Task requirements » A complete answer lists every line of the material where the string "Отправлено" occurs.

Study material »
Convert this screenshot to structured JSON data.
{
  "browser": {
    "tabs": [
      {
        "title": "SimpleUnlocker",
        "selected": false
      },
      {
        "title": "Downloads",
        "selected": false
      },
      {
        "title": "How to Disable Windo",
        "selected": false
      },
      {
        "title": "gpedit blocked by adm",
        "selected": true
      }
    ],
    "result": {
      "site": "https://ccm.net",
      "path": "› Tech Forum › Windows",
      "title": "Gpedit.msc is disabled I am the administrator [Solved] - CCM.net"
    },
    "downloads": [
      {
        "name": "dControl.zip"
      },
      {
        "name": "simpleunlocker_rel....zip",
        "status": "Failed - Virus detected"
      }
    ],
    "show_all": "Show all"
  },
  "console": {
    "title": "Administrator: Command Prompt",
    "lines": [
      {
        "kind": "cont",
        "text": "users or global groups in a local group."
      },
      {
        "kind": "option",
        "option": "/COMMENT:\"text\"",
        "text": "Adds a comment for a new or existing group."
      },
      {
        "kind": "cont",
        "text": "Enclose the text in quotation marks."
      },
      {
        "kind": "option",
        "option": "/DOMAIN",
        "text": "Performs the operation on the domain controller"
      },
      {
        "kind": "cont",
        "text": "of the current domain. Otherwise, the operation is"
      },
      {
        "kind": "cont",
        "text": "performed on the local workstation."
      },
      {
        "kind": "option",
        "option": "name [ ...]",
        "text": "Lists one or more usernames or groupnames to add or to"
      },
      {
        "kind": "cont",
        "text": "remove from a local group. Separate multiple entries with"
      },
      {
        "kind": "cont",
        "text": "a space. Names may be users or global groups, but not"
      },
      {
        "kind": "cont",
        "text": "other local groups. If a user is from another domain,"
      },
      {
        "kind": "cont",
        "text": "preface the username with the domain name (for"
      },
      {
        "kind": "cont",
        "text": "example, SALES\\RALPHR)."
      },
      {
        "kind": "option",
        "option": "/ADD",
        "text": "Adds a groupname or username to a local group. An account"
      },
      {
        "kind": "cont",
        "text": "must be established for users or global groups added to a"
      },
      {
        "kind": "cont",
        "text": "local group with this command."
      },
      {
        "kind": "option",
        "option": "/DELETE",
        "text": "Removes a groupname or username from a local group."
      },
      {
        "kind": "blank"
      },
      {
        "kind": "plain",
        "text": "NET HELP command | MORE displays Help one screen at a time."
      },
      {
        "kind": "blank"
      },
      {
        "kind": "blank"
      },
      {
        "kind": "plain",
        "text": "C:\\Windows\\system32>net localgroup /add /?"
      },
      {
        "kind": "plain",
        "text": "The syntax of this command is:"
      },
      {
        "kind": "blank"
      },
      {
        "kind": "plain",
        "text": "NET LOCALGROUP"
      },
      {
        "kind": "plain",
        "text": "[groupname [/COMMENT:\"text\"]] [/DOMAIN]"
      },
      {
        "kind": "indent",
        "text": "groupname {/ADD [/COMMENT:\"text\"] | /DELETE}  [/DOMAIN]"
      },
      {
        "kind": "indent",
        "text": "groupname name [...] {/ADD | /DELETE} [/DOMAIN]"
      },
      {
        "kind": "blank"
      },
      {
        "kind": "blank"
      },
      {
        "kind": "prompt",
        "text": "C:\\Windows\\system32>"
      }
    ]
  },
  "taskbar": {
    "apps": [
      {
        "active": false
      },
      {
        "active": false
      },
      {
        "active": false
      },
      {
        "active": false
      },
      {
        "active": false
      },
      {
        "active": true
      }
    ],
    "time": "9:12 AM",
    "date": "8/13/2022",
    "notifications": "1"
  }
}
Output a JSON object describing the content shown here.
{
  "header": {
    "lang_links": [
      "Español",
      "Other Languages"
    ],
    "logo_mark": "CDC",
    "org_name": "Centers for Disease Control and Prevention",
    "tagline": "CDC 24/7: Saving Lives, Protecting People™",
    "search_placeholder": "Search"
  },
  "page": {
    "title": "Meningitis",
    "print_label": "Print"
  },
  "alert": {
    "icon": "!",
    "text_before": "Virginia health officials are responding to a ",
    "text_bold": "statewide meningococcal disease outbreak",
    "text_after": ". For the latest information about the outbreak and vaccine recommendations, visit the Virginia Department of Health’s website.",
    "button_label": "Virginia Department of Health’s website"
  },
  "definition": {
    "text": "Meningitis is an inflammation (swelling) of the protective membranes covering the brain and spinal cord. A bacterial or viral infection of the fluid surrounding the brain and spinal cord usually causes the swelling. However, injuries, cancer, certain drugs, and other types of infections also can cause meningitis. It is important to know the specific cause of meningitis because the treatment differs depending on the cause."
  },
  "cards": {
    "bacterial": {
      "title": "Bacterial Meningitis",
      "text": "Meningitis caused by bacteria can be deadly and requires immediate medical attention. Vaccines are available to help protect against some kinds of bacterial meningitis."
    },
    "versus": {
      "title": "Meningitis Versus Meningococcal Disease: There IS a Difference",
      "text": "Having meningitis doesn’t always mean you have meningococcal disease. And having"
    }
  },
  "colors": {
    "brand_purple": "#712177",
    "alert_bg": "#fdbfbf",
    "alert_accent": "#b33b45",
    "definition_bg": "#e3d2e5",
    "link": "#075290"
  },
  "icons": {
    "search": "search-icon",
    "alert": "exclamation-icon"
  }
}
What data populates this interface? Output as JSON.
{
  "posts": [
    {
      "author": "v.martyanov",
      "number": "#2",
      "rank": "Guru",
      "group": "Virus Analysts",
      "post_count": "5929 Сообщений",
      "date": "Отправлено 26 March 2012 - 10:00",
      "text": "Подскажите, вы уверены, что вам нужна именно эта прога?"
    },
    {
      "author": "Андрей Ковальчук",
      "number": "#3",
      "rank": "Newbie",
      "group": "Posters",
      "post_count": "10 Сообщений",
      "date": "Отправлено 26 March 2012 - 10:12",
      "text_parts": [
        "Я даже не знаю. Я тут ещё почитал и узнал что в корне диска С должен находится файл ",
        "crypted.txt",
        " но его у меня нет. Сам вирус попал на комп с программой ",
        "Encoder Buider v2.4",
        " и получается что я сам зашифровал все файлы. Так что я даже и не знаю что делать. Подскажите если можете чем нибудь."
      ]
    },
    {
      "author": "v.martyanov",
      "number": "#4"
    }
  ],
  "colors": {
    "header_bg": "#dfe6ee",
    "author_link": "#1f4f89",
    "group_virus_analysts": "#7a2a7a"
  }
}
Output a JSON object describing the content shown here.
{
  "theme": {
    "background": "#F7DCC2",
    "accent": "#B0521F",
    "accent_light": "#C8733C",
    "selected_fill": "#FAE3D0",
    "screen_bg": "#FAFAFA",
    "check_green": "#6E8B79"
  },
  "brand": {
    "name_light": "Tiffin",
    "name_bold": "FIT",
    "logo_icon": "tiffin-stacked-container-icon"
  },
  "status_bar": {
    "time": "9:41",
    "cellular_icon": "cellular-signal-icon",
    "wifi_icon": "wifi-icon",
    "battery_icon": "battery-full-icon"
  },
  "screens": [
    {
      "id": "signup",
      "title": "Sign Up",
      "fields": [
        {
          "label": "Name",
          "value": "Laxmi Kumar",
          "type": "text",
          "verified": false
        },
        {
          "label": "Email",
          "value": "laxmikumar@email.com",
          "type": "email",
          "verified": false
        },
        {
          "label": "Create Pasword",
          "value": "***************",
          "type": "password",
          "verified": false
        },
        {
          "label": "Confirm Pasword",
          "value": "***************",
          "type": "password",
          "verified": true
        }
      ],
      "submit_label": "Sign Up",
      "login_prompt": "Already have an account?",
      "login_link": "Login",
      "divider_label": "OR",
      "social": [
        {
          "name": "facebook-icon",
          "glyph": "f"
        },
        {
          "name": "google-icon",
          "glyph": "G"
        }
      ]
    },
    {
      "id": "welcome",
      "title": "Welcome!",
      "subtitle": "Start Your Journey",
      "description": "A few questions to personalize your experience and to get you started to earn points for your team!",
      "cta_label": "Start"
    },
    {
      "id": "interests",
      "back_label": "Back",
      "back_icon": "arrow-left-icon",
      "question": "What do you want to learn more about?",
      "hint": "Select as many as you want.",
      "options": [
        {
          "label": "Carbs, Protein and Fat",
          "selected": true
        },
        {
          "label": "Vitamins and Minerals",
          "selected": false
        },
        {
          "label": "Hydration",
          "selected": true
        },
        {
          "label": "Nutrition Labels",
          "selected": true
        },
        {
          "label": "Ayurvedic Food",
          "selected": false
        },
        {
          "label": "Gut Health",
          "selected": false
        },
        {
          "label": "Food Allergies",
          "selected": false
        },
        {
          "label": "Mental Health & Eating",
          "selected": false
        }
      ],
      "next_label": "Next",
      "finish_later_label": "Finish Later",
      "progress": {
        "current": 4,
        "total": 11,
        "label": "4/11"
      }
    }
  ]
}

Exercise solution »
      "date": "Отправлено 26 March 2012 - 10:00",
      "date": "Отправлено 26 March 2012 - 10:12",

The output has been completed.